- **Stated goal**
List every line in the listing below that contains the string "timestamp", counting only matches with the same uppercase and lowercase letters.
START Supplied material
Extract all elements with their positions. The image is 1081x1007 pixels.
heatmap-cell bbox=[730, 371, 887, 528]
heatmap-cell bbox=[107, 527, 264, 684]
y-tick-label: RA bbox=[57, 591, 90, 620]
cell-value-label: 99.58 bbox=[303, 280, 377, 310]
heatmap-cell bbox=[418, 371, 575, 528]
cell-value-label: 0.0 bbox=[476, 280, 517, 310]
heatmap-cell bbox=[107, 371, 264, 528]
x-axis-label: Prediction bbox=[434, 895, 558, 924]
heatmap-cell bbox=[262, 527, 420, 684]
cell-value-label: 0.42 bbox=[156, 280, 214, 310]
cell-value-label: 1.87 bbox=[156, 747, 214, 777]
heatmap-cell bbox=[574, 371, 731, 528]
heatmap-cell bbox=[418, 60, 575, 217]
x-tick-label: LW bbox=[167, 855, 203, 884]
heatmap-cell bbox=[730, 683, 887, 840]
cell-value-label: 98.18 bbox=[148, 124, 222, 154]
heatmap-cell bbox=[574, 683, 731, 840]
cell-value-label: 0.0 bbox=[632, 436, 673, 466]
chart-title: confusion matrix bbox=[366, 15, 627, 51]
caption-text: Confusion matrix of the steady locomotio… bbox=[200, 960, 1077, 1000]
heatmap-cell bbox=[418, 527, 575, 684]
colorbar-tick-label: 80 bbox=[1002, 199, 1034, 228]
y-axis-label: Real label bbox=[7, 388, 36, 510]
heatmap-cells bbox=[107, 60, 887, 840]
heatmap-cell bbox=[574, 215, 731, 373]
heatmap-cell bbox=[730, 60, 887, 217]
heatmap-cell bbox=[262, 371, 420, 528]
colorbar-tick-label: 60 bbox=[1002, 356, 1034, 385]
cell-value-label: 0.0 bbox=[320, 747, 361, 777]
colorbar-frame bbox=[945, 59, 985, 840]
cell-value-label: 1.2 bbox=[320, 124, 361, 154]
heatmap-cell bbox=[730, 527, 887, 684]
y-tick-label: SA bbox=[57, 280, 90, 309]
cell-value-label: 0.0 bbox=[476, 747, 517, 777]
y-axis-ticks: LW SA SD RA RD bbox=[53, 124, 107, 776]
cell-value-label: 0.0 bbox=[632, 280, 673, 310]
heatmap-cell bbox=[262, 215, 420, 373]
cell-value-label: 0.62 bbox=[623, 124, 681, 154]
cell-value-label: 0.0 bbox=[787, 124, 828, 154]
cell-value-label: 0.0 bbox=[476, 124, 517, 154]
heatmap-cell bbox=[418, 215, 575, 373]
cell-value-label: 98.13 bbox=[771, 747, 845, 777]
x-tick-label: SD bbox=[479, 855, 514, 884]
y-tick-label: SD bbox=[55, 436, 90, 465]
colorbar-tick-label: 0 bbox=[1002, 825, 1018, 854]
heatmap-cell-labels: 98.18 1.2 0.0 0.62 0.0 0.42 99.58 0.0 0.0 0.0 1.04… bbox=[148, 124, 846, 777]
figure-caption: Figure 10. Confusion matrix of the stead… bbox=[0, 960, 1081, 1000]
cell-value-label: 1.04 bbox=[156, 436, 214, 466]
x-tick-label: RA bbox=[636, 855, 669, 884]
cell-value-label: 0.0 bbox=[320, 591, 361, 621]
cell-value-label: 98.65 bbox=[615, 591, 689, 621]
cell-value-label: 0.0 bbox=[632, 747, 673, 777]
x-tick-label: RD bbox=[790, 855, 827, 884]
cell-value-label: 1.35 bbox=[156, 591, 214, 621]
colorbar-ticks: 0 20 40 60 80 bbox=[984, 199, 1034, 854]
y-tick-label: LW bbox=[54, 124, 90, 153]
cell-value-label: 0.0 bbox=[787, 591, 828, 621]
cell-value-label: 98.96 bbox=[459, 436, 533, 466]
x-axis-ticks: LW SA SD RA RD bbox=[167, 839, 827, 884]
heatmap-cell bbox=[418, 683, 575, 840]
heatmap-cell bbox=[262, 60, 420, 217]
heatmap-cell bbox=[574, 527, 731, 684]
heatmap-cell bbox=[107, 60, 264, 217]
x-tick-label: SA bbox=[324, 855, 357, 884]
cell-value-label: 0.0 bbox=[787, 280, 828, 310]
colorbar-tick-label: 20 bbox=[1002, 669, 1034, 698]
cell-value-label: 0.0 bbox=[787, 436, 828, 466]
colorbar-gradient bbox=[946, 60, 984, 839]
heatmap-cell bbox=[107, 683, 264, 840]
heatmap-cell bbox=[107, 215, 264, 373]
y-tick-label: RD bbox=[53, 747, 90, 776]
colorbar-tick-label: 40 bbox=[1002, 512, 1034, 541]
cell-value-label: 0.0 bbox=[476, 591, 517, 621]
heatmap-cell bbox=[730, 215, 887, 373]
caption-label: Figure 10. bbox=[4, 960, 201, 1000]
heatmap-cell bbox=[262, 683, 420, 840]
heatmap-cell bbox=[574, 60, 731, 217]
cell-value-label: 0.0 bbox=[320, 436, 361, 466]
END Supplied material
START Supplied material
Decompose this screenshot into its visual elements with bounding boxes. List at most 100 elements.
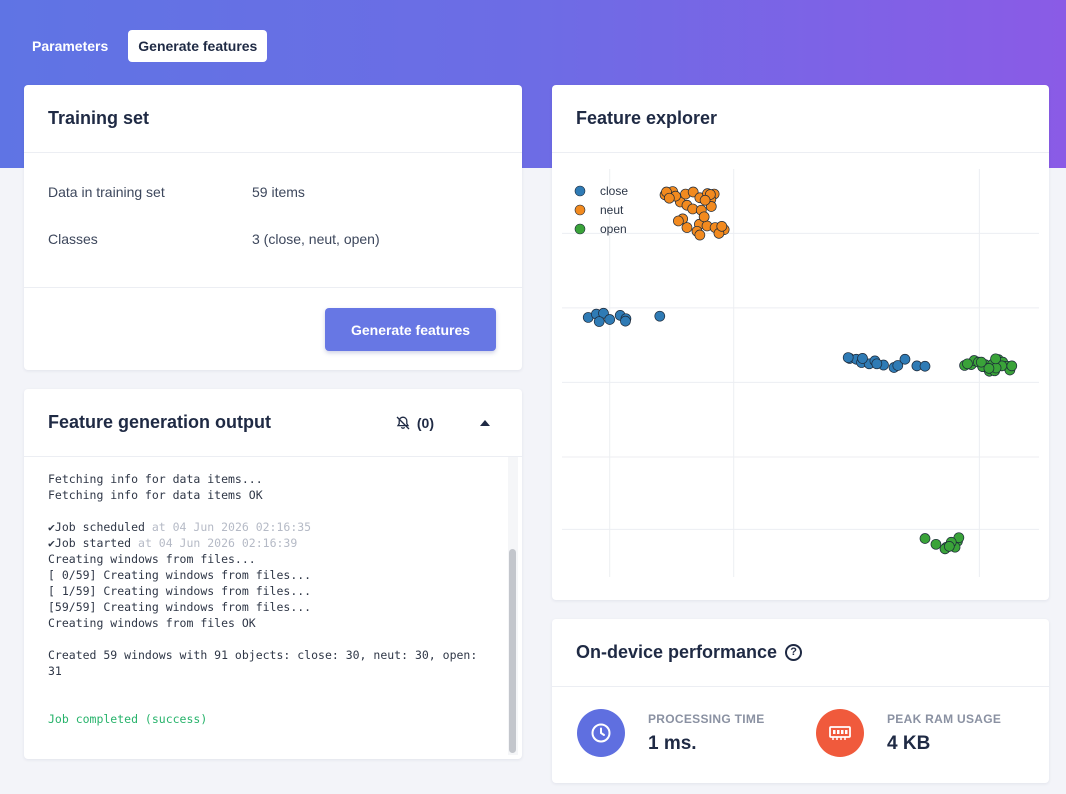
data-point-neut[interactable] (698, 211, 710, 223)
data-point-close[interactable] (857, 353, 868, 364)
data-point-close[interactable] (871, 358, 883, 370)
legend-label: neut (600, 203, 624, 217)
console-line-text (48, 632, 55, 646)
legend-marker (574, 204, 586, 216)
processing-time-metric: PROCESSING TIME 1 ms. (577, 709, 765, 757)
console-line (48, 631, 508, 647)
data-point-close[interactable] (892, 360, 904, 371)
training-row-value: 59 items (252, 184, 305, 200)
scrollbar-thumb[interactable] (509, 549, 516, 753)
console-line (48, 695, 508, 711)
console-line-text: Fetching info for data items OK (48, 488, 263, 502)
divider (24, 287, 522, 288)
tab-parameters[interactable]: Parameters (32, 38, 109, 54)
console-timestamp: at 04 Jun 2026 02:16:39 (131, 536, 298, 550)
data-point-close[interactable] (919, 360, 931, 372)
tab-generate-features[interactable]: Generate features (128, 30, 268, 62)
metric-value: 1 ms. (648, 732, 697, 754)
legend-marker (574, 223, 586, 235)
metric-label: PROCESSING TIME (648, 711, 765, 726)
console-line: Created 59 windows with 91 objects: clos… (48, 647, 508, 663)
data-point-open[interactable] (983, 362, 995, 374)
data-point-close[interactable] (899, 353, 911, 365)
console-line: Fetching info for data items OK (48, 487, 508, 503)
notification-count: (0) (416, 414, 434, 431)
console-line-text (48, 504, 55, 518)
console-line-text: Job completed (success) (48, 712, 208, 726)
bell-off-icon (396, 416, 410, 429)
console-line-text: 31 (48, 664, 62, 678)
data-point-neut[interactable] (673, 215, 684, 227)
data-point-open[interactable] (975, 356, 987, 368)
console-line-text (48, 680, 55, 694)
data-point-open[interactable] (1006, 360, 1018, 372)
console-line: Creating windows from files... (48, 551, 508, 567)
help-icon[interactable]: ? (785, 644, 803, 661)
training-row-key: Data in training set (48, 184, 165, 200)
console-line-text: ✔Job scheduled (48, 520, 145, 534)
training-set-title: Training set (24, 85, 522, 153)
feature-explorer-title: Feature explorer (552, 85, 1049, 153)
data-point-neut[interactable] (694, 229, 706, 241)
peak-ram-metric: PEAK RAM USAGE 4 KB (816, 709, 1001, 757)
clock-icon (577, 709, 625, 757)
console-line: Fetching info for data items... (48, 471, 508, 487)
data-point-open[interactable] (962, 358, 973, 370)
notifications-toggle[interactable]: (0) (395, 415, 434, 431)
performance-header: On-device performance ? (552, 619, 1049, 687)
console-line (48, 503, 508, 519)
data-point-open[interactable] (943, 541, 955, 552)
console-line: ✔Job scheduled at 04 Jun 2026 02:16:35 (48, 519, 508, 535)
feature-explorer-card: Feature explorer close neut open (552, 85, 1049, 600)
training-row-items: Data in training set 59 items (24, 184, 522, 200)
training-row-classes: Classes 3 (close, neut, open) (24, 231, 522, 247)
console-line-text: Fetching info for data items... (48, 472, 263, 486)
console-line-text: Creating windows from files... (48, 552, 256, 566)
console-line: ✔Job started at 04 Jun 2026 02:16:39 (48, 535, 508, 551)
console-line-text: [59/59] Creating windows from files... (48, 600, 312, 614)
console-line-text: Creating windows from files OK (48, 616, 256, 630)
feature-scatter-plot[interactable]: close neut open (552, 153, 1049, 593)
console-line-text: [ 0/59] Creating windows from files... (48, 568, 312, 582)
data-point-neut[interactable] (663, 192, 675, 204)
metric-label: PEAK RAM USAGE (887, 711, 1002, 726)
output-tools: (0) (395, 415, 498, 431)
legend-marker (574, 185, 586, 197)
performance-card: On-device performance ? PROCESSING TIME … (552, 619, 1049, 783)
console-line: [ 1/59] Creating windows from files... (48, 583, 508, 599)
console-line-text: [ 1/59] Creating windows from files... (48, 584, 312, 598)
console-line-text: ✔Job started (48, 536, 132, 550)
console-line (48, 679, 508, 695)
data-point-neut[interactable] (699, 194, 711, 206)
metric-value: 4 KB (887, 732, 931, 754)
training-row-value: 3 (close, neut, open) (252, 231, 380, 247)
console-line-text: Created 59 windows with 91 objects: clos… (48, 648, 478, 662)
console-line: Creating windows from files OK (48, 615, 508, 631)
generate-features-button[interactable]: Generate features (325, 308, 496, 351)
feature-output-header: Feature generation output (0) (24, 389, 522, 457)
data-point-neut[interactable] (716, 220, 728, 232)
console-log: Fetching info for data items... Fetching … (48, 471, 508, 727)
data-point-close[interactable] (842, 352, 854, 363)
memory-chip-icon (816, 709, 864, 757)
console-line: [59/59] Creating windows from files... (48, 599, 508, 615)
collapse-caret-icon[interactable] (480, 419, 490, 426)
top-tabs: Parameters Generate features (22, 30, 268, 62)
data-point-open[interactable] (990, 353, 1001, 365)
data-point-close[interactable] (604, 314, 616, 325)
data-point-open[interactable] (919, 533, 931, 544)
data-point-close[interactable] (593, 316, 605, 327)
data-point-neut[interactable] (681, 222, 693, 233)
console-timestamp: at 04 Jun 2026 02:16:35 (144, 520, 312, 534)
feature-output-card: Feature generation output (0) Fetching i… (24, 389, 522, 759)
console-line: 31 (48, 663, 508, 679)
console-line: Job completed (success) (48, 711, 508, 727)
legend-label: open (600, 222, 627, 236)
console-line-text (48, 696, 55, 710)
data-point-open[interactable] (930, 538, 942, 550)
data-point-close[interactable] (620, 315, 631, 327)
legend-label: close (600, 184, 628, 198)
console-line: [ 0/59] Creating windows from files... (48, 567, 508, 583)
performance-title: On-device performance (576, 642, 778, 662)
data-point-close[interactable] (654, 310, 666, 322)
END Supplied material
- **Task response**
console-timestamp: at 04 Jun 2026 02:16:39 (131, 536, 298, 550)
console-timestamp: at 04 Jun 2026 02:16:35 (144, 520, 312, 534)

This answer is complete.